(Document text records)
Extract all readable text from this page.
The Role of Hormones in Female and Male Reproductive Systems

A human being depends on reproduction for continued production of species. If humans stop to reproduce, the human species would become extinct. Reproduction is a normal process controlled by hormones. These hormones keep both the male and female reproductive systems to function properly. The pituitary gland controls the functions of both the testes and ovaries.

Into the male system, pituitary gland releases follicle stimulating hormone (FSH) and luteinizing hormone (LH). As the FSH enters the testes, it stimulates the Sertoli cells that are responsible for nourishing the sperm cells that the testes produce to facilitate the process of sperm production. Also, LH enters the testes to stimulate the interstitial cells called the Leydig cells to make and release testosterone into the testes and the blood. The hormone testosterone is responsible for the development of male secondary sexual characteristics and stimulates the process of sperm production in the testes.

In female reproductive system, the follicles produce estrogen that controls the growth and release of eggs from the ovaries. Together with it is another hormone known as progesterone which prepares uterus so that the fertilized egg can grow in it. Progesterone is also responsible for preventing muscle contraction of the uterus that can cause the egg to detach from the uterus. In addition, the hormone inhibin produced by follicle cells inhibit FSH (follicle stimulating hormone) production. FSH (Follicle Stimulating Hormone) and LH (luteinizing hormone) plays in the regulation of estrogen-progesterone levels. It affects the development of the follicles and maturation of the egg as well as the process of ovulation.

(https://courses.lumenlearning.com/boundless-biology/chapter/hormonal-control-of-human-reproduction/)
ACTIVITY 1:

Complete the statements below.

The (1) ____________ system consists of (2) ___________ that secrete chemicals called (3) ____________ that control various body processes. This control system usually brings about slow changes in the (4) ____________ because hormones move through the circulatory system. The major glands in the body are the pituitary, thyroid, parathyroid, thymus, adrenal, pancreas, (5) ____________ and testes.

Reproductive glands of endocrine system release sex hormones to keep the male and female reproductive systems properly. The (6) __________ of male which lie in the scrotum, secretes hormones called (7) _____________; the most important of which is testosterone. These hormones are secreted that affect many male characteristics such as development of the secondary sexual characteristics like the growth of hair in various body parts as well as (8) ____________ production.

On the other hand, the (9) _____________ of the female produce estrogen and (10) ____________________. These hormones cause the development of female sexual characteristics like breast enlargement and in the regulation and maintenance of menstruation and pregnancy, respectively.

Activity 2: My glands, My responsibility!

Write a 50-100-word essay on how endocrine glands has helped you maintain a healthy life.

§ About this exercise:
Search the entries for the string "reproduction" and copy each line where it occurs.

§ Exercise answer:
A human being depends on reproduction for continued production of species. If humans stop to reproduce, the human species would become extinct. Reproduction is a normal process controlled by hormones. These hormones keep both the male and female reproductive systems to function properly. The pituitary gland controls the functions of both the testes and ovaries.
(https://courses.lumenlearning.com/boundless-biology/chapter/hormonal-control-of-human-reproduction/)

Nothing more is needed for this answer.